[Dataset entries on figures]
================
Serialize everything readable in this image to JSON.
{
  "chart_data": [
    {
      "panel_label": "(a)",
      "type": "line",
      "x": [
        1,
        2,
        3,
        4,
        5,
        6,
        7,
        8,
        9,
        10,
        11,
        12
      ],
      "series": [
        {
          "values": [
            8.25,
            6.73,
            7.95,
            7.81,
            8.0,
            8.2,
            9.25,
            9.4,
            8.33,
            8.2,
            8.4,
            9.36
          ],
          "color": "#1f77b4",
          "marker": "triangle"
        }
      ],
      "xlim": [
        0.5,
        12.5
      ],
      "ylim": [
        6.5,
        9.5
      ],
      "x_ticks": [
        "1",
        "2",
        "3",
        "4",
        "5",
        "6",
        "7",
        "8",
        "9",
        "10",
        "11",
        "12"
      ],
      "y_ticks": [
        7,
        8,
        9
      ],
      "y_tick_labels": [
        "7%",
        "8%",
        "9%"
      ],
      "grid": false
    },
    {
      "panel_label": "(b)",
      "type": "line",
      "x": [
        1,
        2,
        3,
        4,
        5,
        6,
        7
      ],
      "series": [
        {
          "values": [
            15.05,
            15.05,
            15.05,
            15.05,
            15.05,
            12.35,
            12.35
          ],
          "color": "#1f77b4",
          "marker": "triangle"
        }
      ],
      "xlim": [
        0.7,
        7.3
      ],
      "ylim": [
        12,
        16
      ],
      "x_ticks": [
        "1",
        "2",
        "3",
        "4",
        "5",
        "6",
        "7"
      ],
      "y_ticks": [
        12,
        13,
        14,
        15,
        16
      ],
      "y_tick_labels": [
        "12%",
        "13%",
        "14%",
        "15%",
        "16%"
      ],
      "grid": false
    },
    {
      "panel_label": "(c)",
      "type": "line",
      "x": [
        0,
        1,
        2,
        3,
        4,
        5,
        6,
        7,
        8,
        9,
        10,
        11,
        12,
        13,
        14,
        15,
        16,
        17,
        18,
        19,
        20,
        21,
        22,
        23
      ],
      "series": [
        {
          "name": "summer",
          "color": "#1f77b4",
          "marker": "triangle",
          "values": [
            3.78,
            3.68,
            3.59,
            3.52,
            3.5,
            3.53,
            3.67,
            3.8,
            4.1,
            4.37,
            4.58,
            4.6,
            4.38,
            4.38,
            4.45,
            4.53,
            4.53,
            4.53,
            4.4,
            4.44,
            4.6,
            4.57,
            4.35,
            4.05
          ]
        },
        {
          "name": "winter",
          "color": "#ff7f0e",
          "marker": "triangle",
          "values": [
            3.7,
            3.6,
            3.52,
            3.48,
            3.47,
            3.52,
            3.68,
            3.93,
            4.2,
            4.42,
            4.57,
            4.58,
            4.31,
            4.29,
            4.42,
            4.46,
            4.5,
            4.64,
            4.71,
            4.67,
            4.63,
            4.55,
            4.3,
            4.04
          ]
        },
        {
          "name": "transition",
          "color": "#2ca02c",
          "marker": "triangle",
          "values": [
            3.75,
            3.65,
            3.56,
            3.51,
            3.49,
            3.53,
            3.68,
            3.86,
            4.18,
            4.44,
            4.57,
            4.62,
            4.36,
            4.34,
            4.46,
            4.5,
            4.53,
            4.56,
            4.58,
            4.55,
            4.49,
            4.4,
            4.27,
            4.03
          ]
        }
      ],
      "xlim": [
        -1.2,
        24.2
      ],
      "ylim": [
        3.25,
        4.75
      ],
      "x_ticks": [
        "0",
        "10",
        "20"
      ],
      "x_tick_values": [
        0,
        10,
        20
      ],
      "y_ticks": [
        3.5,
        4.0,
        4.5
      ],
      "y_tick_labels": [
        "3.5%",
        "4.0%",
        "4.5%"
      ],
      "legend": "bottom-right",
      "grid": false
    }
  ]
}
================
Task instructions: Search the data for the string "name" and copy each line where it appears.

Final result:
          "name": "summer",
          "name": "winter",
          "name": "transition",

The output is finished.